### WHAT TO WORK ON:
Find the lines below that contain the word "this" and count them. Only the number should be given.

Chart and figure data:
*****
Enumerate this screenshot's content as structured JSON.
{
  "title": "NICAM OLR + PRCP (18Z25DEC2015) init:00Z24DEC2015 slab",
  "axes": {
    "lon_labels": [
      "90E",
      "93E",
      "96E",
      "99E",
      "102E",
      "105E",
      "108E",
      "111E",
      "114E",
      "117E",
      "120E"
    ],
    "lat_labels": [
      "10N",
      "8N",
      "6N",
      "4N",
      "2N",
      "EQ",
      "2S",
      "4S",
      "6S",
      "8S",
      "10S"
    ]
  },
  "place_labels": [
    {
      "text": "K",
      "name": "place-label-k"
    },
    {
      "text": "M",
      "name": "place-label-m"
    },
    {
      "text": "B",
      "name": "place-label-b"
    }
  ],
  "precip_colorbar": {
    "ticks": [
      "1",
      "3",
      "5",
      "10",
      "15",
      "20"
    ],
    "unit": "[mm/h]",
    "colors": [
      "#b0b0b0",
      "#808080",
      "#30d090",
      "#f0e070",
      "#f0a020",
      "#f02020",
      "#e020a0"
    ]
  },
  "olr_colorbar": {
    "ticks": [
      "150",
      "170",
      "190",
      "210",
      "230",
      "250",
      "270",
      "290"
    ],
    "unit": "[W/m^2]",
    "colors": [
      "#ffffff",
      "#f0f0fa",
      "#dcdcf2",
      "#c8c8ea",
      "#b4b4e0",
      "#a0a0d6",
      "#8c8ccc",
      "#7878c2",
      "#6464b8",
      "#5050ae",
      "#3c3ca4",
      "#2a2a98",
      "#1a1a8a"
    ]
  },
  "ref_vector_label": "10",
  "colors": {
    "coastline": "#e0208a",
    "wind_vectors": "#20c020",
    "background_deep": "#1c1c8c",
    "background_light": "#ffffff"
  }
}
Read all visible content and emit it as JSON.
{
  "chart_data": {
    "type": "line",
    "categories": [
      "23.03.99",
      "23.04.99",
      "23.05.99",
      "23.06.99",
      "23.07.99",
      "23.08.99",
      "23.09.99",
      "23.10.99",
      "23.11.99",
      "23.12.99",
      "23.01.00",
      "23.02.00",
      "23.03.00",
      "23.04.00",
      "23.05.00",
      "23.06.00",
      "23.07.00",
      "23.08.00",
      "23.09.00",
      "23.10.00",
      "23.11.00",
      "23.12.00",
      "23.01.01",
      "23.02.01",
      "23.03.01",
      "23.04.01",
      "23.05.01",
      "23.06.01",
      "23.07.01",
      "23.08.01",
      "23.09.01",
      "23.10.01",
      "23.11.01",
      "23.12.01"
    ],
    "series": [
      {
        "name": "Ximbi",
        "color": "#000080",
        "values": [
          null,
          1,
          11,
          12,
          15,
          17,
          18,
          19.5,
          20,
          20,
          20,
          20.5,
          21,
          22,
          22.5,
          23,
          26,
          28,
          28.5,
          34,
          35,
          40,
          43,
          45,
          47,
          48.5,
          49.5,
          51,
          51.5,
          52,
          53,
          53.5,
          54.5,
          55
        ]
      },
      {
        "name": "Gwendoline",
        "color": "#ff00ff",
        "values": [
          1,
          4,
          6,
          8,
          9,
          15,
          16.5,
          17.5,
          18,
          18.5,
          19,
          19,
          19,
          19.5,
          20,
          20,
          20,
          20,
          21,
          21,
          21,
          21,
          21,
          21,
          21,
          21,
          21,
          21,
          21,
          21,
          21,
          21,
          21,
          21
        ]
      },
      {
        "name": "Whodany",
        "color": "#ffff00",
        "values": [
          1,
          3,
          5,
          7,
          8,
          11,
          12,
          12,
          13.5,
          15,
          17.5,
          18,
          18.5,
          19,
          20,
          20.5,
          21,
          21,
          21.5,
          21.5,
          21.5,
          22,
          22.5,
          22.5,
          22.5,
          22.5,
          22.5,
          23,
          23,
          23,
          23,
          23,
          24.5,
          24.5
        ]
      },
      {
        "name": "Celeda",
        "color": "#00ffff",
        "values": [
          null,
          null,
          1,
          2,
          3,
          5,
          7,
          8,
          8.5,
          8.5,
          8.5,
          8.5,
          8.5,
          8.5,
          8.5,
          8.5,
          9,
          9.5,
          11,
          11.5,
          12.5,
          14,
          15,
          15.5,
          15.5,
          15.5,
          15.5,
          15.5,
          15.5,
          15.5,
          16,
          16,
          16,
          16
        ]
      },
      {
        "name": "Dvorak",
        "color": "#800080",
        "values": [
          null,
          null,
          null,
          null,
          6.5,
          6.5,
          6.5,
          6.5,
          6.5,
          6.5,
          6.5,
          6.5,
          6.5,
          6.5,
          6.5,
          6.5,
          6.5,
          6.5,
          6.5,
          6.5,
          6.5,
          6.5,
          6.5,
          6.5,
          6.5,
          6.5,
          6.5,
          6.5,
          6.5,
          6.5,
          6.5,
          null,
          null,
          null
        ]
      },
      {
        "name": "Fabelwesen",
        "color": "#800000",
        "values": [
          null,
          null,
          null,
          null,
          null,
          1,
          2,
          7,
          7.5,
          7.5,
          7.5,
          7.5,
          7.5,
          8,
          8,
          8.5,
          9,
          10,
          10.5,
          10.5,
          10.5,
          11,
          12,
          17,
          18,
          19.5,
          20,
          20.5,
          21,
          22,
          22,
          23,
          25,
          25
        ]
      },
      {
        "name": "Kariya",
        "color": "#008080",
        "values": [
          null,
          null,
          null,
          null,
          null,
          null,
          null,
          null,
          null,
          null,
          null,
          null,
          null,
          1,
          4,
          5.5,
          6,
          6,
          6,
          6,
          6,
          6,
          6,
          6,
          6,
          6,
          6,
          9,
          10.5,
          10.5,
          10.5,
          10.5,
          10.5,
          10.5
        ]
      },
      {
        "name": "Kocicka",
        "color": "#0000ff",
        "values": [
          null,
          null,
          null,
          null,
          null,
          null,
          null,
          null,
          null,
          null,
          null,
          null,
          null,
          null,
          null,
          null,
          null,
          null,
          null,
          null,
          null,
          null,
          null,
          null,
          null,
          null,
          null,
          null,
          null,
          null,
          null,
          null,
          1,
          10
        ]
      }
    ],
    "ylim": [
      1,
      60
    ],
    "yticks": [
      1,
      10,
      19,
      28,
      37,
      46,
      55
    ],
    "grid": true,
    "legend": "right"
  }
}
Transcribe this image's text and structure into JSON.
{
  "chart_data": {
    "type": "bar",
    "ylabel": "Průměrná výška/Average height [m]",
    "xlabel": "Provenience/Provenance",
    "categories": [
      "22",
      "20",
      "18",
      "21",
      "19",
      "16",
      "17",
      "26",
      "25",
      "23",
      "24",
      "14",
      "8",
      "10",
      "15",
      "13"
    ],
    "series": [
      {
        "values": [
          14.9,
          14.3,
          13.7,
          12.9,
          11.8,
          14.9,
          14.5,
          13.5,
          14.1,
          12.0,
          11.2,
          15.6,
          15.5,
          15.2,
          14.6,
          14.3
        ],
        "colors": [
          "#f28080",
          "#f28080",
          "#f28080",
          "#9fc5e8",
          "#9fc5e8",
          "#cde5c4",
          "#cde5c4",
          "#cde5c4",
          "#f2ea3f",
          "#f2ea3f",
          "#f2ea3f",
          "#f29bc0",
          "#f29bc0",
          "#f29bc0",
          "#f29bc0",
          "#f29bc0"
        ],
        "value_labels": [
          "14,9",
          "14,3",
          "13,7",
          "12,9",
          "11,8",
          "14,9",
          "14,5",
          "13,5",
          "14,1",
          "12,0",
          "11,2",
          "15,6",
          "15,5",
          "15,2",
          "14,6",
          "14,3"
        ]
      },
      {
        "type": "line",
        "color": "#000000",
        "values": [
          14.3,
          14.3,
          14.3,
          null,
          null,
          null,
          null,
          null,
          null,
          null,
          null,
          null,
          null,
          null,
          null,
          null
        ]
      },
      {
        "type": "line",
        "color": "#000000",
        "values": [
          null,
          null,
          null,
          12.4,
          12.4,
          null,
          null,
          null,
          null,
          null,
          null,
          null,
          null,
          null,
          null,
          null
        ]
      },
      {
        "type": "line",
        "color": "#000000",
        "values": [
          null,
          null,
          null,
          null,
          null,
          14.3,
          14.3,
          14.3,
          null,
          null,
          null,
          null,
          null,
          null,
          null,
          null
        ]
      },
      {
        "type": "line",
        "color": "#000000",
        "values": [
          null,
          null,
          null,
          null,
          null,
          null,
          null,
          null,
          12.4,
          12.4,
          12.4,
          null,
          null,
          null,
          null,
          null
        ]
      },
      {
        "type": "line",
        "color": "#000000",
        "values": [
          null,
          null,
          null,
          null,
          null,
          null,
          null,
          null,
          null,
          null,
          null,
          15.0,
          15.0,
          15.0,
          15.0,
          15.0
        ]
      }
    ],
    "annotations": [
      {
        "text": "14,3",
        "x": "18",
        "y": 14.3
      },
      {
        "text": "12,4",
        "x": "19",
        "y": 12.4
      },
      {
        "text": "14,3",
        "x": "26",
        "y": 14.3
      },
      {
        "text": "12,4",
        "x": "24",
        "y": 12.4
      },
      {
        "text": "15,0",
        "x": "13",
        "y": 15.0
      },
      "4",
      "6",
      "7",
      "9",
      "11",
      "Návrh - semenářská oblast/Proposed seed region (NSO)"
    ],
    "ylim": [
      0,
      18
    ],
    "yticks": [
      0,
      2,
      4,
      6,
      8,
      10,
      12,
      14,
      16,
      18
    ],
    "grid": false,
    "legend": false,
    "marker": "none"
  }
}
*****
### REPLY TO THE TASK:
2